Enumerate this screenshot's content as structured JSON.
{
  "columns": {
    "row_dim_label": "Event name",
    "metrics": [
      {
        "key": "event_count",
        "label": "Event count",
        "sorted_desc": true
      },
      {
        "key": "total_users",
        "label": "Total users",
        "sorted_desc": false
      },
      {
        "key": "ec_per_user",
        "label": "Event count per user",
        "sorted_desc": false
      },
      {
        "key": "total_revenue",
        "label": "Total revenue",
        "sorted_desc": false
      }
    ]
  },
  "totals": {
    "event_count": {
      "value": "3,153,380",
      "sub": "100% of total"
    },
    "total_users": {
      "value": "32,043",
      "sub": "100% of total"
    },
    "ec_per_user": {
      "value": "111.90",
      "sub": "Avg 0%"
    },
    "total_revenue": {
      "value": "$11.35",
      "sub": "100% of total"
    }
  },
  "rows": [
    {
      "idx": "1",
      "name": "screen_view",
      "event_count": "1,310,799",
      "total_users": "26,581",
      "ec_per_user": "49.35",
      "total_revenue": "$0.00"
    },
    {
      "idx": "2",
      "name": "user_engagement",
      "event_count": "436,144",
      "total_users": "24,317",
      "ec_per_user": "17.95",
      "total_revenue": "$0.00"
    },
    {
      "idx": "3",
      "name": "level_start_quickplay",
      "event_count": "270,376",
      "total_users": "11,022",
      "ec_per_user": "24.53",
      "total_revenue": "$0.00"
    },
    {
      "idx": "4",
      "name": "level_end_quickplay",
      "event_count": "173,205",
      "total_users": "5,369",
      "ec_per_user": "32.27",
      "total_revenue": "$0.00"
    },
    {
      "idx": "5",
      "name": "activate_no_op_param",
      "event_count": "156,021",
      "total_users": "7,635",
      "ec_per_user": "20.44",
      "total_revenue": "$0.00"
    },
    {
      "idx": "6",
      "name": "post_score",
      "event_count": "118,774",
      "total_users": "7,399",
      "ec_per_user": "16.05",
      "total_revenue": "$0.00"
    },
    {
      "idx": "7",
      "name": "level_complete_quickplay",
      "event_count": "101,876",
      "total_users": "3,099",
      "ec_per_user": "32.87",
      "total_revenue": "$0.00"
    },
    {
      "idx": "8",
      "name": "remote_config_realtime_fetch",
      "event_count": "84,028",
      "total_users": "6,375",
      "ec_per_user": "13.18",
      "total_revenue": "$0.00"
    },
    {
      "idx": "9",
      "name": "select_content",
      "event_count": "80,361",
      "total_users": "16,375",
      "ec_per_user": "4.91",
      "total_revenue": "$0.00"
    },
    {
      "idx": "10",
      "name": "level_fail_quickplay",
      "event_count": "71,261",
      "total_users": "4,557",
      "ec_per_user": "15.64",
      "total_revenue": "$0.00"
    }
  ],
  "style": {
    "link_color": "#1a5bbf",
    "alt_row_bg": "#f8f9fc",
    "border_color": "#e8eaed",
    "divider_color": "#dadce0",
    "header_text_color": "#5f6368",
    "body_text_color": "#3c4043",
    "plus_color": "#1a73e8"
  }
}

::::::::

### [Given task]
Without leaving anything out, quote all the data.

### [Correct answer]
Enumerate this screenshot's content as structured JSON.
{
  "columns": {
    "row_dim_label": "Event name",
    "metrics": [
      {
        "key": "event_count",
        "label": "Event count",
        "sorted_desc": true
      },
      {
        "key": "total_users",
        "label": "Total users",
        "sorted_desc": false
      },
      {
        "key": "ec_per_user",
        "label": "Event count per user",
        "sorted_desc": false
      },
      {
        "key": "total_revenue",
        "label": "Total revenue",
        "sorted_desc": false
      }
    ]
  },
  "totals": {
    "event_count": {
      "value": "3,153,380",
      "sub": "100% of total"
    },
    "total_users": {
      "value": "32,043",
      "sub": "100% of total"
    },
    "ec_per_user": {
      "value": "111.90",
      "sub": "Avg 0%"
    },
    "total_revenue": {
      "value": "$11.35",
      "sub": "100% of total"
    }
  },
  "rows": [
    {
      "idx": "1",
      "name": "screen_view",
      "event_count": "1,310,799",
      "total_users": "26,581",
      "ec_per_user": "49.35",
      "total_revenue": "$0.00"
    },
    {
      "idx": "2",
      "name": "user_engagement",
      "event_count": "436,144",
      "total_users": "24,317",
      "ec_per_user": "17.95",
      "total_revenue": "$0.00"
    },
    {
      "idx": "3",
      "name": "level_start_quickplay",
      "event_count": "270,376",
      "total_users": "11,022",
      "ec_per_user": "24.53",
      "total_revenue": "$0.00"
    },
    {
      "idx": "4",
      "name": "level_end_quickplay",
      "event_count": "173,205",
      "total_users": "5,369",
      "ec_per_user": "32.27",
      "total_revenue": "$0.00"
    },
    {
      "idx": "5",
      "name": "activate_no_op_param",
      "event_count": "156,021",
      "total_users": "7,635",
      "ec_per_user": "20.44",
      "total_revenue": "$0.00"
    },
    {
      "idx": "6",
      "name": "post_score",
      "event_count": "118,774",
      "total_users": "7,399",
      "ec_per_user": "16.05",
      "total_revenue": "$0.00"
    },
    {
      "idx": "7",
      "name": "level_complete_quickplay",
      "event_count": "101,876",
      "total_users": "3,099",
      "ec_per_user": "32.87",
      "total_revenue": "$0.00"
    },
    {
      "idx": "8",
      "name": "remote_config_realtime_fetch",
      "event_count": "84,028",
      "total_users": "6,375",
      "ec_per_user": "13.18",
      "total_revenue": "$0.00"
    },
    {
      "idx": "9",
      "name": "select_content",
      "event_count": "80,361",
      "total_users": "16,375",
      "ec_per_user": "4.91",
      "total_revenue": "$0.00"
    },
    {
      "idx": "10",
      "name": "level_fail_quickplay",
      "event_count": "71,261",
      "total_users": "4,557",
      "ec_per_user": "15.64",
      "total_revenue": "$0.00"
    }
  ],
  "style": {
    "link_color": "#1a5bbf",
    "alt_row_bg": "#f8f9fc",
    "border_color": "#e8eaed",
    "divider_color": "#dadce0",
    "header_text_color": "#5f6368",
    "body_text_color": "#3c4043",
    "plus_color": "#1a73e8"
  }
}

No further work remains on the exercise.